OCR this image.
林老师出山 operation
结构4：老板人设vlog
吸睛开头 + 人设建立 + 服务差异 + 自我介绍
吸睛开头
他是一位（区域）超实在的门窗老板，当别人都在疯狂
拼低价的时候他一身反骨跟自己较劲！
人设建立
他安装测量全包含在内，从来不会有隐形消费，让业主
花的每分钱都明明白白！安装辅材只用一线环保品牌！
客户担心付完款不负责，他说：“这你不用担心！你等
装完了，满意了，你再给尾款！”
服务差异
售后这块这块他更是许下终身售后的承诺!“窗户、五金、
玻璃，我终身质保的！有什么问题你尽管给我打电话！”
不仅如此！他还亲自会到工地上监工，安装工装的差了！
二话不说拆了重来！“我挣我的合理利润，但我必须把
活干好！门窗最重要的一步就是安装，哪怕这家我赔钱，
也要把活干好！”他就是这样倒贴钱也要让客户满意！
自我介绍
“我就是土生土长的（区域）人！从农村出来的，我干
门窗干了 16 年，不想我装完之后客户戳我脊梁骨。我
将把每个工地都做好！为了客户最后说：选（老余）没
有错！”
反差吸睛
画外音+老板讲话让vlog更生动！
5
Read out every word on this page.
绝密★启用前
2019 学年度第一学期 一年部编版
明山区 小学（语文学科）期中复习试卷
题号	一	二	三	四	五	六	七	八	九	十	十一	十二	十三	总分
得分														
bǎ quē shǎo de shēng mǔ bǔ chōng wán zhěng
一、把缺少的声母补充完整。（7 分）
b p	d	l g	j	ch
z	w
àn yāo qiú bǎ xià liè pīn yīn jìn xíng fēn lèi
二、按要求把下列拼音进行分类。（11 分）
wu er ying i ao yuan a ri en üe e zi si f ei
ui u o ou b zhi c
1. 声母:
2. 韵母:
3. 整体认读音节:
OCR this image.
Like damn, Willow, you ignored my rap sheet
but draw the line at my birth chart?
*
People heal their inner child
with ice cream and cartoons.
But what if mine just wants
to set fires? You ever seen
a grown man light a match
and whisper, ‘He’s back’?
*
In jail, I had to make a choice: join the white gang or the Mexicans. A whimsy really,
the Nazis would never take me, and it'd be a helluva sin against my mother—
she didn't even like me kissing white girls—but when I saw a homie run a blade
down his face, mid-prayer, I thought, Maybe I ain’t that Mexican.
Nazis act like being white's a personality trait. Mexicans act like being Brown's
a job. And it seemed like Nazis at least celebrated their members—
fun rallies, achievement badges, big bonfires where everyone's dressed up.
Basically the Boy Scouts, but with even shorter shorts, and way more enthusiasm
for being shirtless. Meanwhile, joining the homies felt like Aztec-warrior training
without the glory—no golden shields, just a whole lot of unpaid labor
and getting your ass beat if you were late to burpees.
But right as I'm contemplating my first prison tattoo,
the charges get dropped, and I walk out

::::

_Directions_. Please reproduce the entire listing, exactly as shown.

_Written solution_.
OCR this image.
林老师出山 operation
结构4：老板人设vlog
吸睛开头 + 人设建立 + 服务差异 + 自我介绍
吸睛开头
他是一位（区域）超实在的门窗老板，当别人都在疯狂
拼低价的时候他一身反骨跟自己较劲！
人设建立
他安装测量全包含在内，从来不会有隐形消费，让业主
花的每分钱都明明白白！安装辅材只用一线环保品牌！
客户担心付完款不负责，他说：“这你不用担心！你等
装完了，满意了，你再给尾款！”
服务差异
售后这块这块他更是许下终身售后的承诺!“窗户、五金、
玻璃，我终身质保的！有什么问题你尽管给我打电话！”
不仅如此！他还亲自会到工地上监工，安装工装的差了！
二话不说拆了重来！“我挣我的合理利润，但我必须把
活干好！门窗最重要的一步就是安装，哪怕这家我赔钱，
也要把活干好！”他就是这样倒贴钱也要让客户满意！
自我介绍
“我就是土生土长的（区域）人！从农村出来的，我干
门窗干了 16 年，不想我装完之后客户戳我脊梁骨。我
将把每个工地都做好！为了客户最后说：选（老余）没
有错！”
反差吸睛
画外音+老板讲话让vlog更生动！
5
Read out every word on this page.
绝密★启用前
2019 学年度第一学期 一年部编版
明山区 小学（语文学科）期中复习试卷
题号	一	二	三	四	五	六	七	八	九	十	十一	十二	十三	总分
得分														
bǎ quē shǎo de shēng mǔ bǔ chōng wán zhěng
一、把缺少的声母补充完整。（7 分）
b p	d	l g	j	ch
z	w
àn yāo qiú bǎ xià liè pīn yīn jìn xíng fēn lèi
二、按要求把下列拼音进行分类。（11 分）
wu er ying i ao yuan a ri en üe e zi si f ei
ui u o ou b zhi c
1. 声母:
2. 韵母:
3. 整体认读音节:
OCR this image.
Like damn, Willow, you ignored my rap sheet
but draw the line at my birth chart?
*
People heal their inner child
with ice cream and cartoons.
But what if mine just wants
to set fires? You ever seen
a grown man light a match
and whisper, ‘He’s back’?
*
In jail, I had to make a choice: join the white gang or the Mexicans. A whimsy really,
the Nazis would never take me, and it'd be a helluva sin against my mother—
she didn't even like me kissing white girls—but when I saw a homie run a blade
down his face, mid-prayer, I thought, Maybe I ain’t that Mexican.
Nazis act like being white's a personality trait. Mexicans act like being Brown's
a job. And it seemed like Nazis at least celebrated their members—
fun rallies, achievement badges, big bonfires where everyone's dressed up.
Basically the Boy Scouts, but with even shorter shorts, and way more enthusiasm
for being shirtless. Meanwhile, joining the homies felt like Aztec-warrior training
without the glory—no golden shields, just a whole lot of unpaid labor
and getting your ass beat if you were late to burpees.
But right as I'm contemplating my first prison tattoo,
the charges get dropped, and I walk out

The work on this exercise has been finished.